━━ MATERIALE DI LAVORO ━━
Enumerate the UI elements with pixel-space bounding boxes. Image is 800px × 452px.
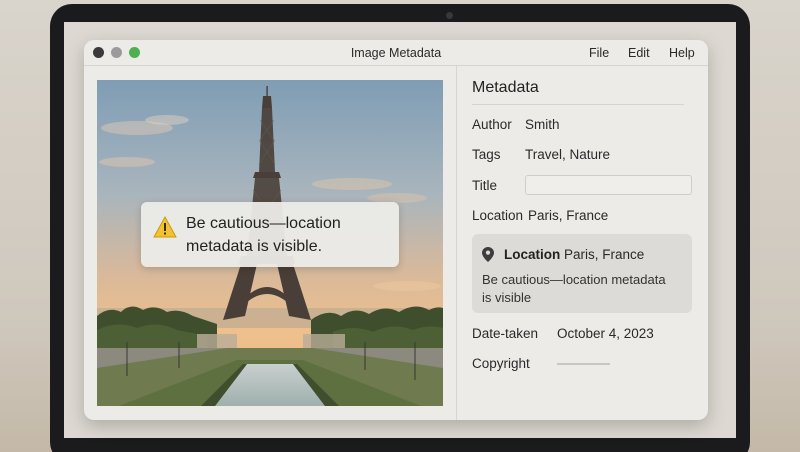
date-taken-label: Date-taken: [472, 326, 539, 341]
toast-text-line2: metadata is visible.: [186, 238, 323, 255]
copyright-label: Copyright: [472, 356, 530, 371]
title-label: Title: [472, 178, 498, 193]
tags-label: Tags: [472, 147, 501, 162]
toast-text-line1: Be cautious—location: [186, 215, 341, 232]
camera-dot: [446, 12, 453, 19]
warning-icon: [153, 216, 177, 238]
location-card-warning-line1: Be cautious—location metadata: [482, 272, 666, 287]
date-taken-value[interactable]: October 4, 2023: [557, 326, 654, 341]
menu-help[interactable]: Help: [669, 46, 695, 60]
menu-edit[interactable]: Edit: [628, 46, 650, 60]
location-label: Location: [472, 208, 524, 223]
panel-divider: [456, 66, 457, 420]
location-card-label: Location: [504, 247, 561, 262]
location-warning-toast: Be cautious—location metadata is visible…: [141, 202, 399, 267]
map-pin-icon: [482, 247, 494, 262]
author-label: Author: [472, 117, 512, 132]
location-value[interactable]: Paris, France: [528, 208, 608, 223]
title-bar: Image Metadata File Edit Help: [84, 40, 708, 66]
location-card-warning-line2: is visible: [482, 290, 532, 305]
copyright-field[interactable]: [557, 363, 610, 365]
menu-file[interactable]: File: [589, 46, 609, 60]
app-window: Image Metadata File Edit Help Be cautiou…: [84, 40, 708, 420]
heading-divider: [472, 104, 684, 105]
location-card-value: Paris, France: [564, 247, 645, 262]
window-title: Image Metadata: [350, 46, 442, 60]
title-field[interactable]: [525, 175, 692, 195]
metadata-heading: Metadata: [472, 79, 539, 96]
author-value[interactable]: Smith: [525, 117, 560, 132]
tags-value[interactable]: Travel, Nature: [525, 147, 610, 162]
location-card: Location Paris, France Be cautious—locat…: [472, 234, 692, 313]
━━━
## [COMPITO DA SVOLGERE]
Esprimi le righe di tutti i record qui sopra come un elenco JSON di stringhe, una per riga, tralasciando le righe vuote. Escludi le immagini dalla risposta.

## [RISULTATO DEL COMPITO]
[
  "Enumerate the UI elements with pixel-space bounding boxes. Image is 800px × 452px.",
  "date-taken-label: Date-taken: [472, 326, 539, 341]",
  "toast-text-line2: metadata is visible.: [186, 238, 323, 255]",
  "copyright-label: Copyright: [472, 356, 530, 371]",
  "title-label: Title: [472, 178, 498, 193]",
  "tags-label: Tags: [472, 147, 501, 162]",
  "toast-text-line1: Be cautious—location: [186, 215, 341, 232]",
  "camera-dot: [446, 12, 453, 19]",
  "warning-icon: [153, 216, 177, 238]",
  "location-card-warning-line1: Be cautious—location metadata: [482, 272, 666, 287]",
  "date-taken-value[interactable]: October 4, 2023: [557, 326, 654, 341]",
  "menu-help[interactable]: Help: [669, 46, 695, 60]",
  "menu-edit[interactable]: Edit: [628, 46, 650, 60]",
  "location-label: Location: [472, 208, 524, 223]",
  "panel-divider: [456, 66, 457, 420]",
  "location-card-label: Location: [504, 247, 561, 262]",
  "location-warning-toast: Be cautious—location metadata is visible…: [141, 202, 399, 267]",
  "map-pin-icon: [482, 247, 494, 262]",
  "author-label: Author: [472, 117, 512, 132]",
  "location-value[interactable]: Paris, France: [528, 208, 608, 223]",
  "title-bar: Image Metadata File Edit Help: [84, 40, 708, 66]",
  "location-card-warning-line2: is visible: [482, 290, 532, 305]",
  "copyright-field[interactable]: [557, 363, 610, 365]",
  "menu-file[interactable]: File: [589, 46, 609, 60]",
  "app-window: Image Metadata File Edit Help Be cautiou…: [84, 40, 708, 420]",
  "heading-divider: [472, 104, 684, 105]",
  "location-card-value: Paris, France: [564, 247, 645, 262]",
  "window-title: Image Metadata: [350, 46, 442, 60]",
  "title-field[interactable]: [525, 175, 692, 195]",
  "metadata-heading: Metadata: [472, 79, 539, 96]",
  "author-value[interactable]: Smith: [525, 117, 560, 132]",
  "tags-value[interactable]: Travel, Nature: [525, 147, 610, 162]",
  "location-card: Location Paris, France Be cautious—locat…: [472, 234, 692, 313]"
]